Excerpt:
------------------------------

What’s your favorite way to learn?

My learning experiences have to be meaningful, memorable, and somewhat personalized, while helping me become better for kids. At conferences and unconferences alike, I look for ways to become better in addressing the Whole Child at 30,000 feet, before landing on one specific path at a time.

Being leaner-driven and data-informed, I’ve been wondering a lot about how educators can better integrate the Whole Child to personalize learning. How can we craft curriculum-specific learning experiences around students and their interests? More importantly–How can we do this efficiently and realistically over a sustained period of time?

My favorite professional learning experiences are the ones in which I get to DO something.

In a post-ASCD #Empower18 Conference conversation about presentation skills led by #IgniteYourSHINE’s very own LaVonna Roth, I commented on what matters to me. I’m very passionate about this:

“Give audience the Why and some thing(s) to do that are relevant to them during the presentation. Learning thru doing can create memories, especially when an engaging, personal experience is attached to a message or theme. Most audience members won’t remember sit-and-get points a year, month, or week later, or even by the end of the day.”

I just had another awesome professional learning experience co-presenting with seven-time author and sixth grade science teacher, Bill Ferriter. This time, we co-facilitated “Hashtag Your Curriculum” at the 2018 North Carolina Technology in Education Society Conference. Even as I compose this reflection one month later, I’m still smiling–for so many reasons:

1–Learning By Doing

Hashtag Your Curriculum session attendees transformed into active learners by doing. After a very brief introduction in which we established our Why and How, educators then created content-specific videos asking Bill Ferriter‘s sixth grade students I Wonder...” questions about sound. And they did this DURING our session. This was especially relevant, because Bill’s sixth graders were researching sound at that time.

2–Archiving Thru Hashtags

All session learners posted with the same hashtag #sci6P13, citing the North Carolina Science Essential Standard and Objective 6L13 that reads:

“Explain the relationship among the rate of vibration, the medium through which vibrations travel, sound and hearing.”

By using the same hashtag, they contributed directly to that specific topic of learning. They helped archive a library of learning and teaching resources.

3–Sharing Thru Hashtags

If one sixth grade science teacher in every county in North Carolina tweeted one resource to #sci6P13, there would be 100 MORE resources from which we could learn and grow together.

Think about that for a minute….

THAT. Is. Powerful! 

WE are each other’s best resources–Not the powers the be, not third-party publishers designing semi-curricula-related kits and books several states away. We can help each other archive and share educational resources. What are we waiting for?

4–Telling Your Story

Hashtagging Your Curriculum also communicates your school’s learning journey to your community. It seems like the general public has very little understanding of exactly what’s being learned and taught in our schools today, especially because what’s being learned AND how it’s being taught is very different than even a few years ago.

------------------------------

Data shown:
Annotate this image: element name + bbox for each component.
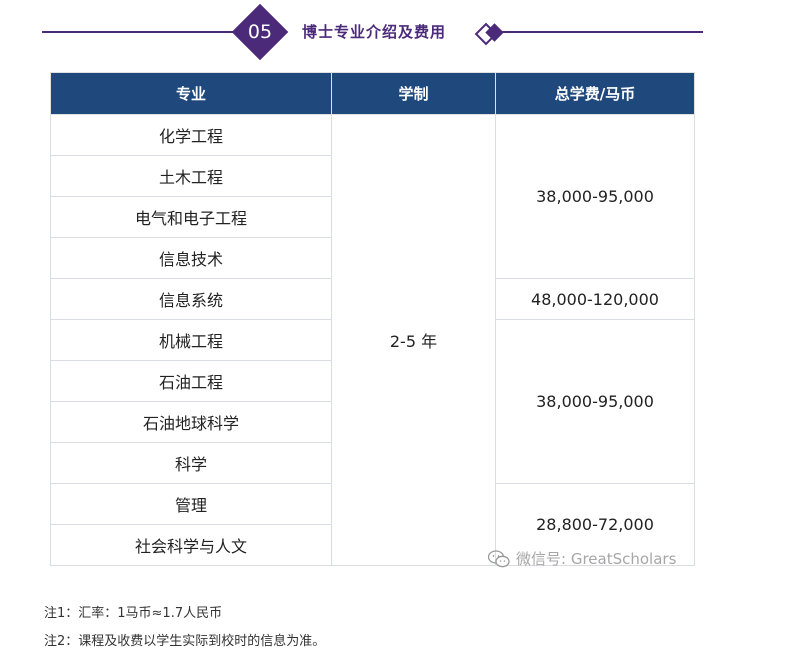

------------------------------

Exercise prompt:
At which conference did the author and Bill Ferriter co-facilitate "Hashtag Your Curriculum," according to the reflection on hashtagging curriculum?

Reply:
The 2018 North Carolina Technology in Education Society Conference